Information supplied -
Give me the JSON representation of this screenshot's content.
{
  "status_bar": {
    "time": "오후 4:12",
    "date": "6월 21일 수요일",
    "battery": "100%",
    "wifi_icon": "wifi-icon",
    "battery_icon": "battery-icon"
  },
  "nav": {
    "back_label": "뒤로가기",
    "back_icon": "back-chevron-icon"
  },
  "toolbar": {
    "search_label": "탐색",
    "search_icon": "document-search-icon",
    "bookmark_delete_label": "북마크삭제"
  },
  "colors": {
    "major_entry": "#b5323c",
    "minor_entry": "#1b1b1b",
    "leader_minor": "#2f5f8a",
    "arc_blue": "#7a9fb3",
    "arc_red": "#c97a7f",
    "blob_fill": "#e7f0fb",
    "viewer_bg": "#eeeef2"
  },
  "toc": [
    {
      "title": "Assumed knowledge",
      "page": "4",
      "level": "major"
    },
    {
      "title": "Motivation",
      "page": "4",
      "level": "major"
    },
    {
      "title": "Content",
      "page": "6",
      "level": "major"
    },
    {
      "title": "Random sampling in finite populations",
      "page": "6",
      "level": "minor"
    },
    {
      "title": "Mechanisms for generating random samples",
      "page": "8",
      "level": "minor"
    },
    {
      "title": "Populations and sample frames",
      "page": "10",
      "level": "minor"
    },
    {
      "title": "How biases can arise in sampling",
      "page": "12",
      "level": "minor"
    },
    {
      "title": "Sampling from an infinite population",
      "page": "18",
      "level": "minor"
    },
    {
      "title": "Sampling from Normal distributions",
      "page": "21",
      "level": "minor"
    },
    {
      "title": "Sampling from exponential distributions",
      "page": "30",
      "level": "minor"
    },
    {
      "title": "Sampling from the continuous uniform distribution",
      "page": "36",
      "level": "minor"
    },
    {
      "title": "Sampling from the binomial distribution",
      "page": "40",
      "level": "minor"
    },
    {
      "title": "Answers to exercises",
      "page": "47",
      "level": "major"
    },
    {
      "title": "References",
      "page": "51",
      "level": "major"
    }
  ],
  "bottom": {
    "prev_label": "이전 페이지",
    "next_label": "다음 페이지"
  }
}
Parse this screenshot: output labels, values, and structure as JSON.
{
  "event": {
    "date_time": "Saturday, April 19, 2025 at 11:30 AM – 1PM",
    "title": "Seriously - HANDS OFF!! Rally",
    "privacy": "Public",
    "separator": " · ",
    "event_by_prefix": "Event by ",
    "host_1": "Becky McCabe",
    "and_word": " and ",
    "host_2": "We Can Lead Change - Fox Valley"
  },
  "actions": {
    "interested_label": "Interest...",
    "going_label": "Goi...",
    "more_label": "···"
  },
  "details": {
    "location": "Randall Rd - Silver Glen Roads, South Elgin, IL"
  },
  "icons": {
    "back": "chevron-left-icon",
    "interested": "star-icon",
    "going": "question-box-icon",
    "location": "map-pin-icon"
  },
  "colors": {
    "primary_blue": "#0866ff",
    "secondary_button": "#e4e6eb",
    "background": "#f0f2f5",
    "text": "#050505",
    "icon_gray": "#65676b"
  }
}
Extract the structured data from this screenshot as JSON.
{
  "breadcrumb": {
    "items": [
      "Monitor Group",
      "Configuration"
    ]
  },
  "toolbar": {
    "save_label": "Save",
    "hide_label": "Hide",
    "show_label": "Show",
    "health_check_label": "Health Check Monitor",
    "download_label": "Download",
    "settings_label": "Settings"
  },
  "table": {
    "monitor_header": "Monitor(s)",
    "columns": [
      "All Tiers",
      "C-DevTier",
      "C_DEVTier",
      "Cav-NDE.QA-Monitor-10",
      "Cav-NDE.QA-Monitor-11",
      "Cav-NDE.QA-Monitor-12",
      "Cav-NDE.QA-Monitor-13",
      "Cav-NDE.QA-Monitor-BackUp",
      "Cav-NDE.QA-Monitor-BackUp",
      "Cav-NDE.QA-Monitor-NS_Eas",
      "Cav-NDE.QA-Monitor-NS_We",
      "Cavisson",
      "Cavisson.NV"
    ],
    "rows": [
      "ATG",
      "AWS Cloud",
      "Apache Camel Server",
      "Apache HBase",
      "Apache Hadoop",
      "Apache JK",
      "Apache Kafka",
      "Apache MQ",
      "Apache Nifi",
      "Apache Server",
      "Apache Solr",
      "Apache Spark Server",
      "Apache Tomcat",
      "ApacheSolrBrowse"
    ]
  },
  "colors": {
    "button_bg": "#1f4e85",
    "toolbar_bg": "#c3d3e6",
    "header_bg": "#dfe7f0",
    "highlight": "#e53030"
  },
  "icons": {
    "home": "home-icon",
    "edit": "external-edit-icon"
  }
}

Task brief - Reproduce each entry from the records above, character for character.

Complete output -
Give me the JSON representation of this screenshot's content.
{
  "status_bar": {
    "time": "오후 4:12",
    "date": "6월 21일 수요일",
    "battery": "100%",
    "wifi_icon": "wifi-icon",
    "battery_icon": "battery-icon"
  },
  "nav": {
    "back_label": "뒤로가기",
    "back_icon": "back-chevron-icon"
  },
  "toolbar": {
    "search_label": "탐색",
    "search_icon": "document-search-icon",
    "bookmark_delete_label": "북마크삭제"
  },
  "colors": {
    "major_entry": "#b5323c",
    "minor_entry": "#1b1b1b",
    "leader_minor": "#2f5f8a",
    "arc_blue": "#7a9fb3",
    "arc_red": "#c97a7f",
    "blob_fill": "#e7f0fb",
    "viewer_bg": "#eeeef2"
  },
  "toc": [
    {
      "title": "Assumed knowledge",
      "page": "4",
      "level": "major"
    },
    {
      "title": "Motivation",
      "page": "4",
      "level": "major"
    },
    {
      "title": "Content",
      "page": "6",
      "level": "major"
    },
    {
      "title": "Random sampling in finite populations",
      "page": "6",
      "level": "minor"
    },
    {
      "title": "Mechanisms for generating random samples",
      "page": "8",
      "level": "minor"
    },
    {
      "title": "Populations and sample frames",
      "page": "10",
      "level": "minor"
    },
    {
      "title": "How biases can arise in sampling",
      "page": "12",
      "level": "minor"
    },
    {
      "title": "Sampling from an infinite population",
      "page": "18",
      "level": "minor"
    },
    {
      "title": "Sampling from Normal distributions",
      "page": "21",
      "level": "minor"
    },
    {
      "title": "Sampling from exponential distributions",
      "page": "30",
      "level": "minor"
    },
    {
      "title": "Sampling from the continuous uniform distribution",
      "page": "36",
      "level": "minor"
    },
    {
      "title": "Sampling from the binomial distribution",
      "page": "40",
      "level": "minor"
    },
    {
      "title": "Answers to exercises",
      "page": "47",
      "level": "major"
    },
    {
      "title": "References",
      "page": "51",
      "level": "major"
    }
  ],
  "bottom": {
    "prev_label": "이전 페이지",
    "next_label": "다음 페이지"
  }
}
Parse this screenshot: output labels, values, and structure as JSON.
{
  "event": {
    "date_time": "Saturday, April 19, 2025 at 11:30 AM – 1PM",
    "title": "Seriously - HANDS OFF!! Rally",
    "privacy": "Public",
    "separator": " · ",
    "event_by_prefix": "Event by ",
    "host_1": "Becky McCabe",
    "and_word": " and ",
    "host_2": "We Can Lead Change - Fox Valley"
  },
  "actions": {
    "interested_label": "Interest...",
    "going_label": "Goi...",
    "more_label": "···"
  },
  "details": {
    "location": "Randall Rd - Silver Glen Roads, South Elgin, IL"
  },
  "icons": {
    "back": "chevron-left-icon",
    "interested": "star-icon",
    "going": "question-box-icon",
    "location": "map-pin-icon"
  },
  "colors": {
    "primary_blue": "#0866ff",
    "secondary_button": "#e4e6eb",
    "background": "#f0f2f5",
    "text": "#050505",
    "icon_gray": "#65676b"
  }
}
Extract the structured data from this screenshot as JSON.
{
  "breadcrumb": {
    "items": [
      "Monitor Group",
      "Configuration"
    ]
  },
  "toolbar": {
    "save_label": "Save",
    "hide_label": "Hide",
    "show_label": "Show",
    "health_check_label": "Health Check Monitor",
    "download_label": "Download",
    "settings_label": "Settings"
  },
  "table": {
    "monitor_header": "Monitor(s)",
    "columns": [
      "All Tiers",
      "C-DevTier",
      "C_DEVTier",
      "Cav-NDE.QA-Monitor-10",
      "Cav-NDE.QA-Monitor-11",
      "Cav-NDE.QA-Monitor-12",
      "Cav-NDE.QA-Monitor-13",
      "Cav-NDE.QA-Monitor-BackUp",
      "Cav-NDE.QA-Monitor-BackUp",
      "Cav-NDE.QA-Monitor-NS_Eas",
      "Cav-NDE.QA-Monitor-NS_We",
      "Cavisson",
      "Cavisson.NV"
    ],
    "rows": [
      "ATG",
      "AWS Cloud",
      "Apache Camel Server",
      "Apache HBase",
      "Apache Hadoop",
      "Apache JK",
      "Apache Kafka",
      "Apache MQ",
      "Apache Nifi",
      "Apache Server",
      "Apache Solr",
      "Apache Spark Server",
      "Apache Tomcat",
      "ApacheSolrBrowse"
    ]
  },
  "colors": {
    "button_bg": "#1f4e85",
    "toolbar_bg": "#c3d3e6",
    "header_bg": "#dfe7f0",
    "highlight": "#e53030"
  },
  "icons": {
    "home": "home-icon",
    "edit": "external-edit-icon"
  }
}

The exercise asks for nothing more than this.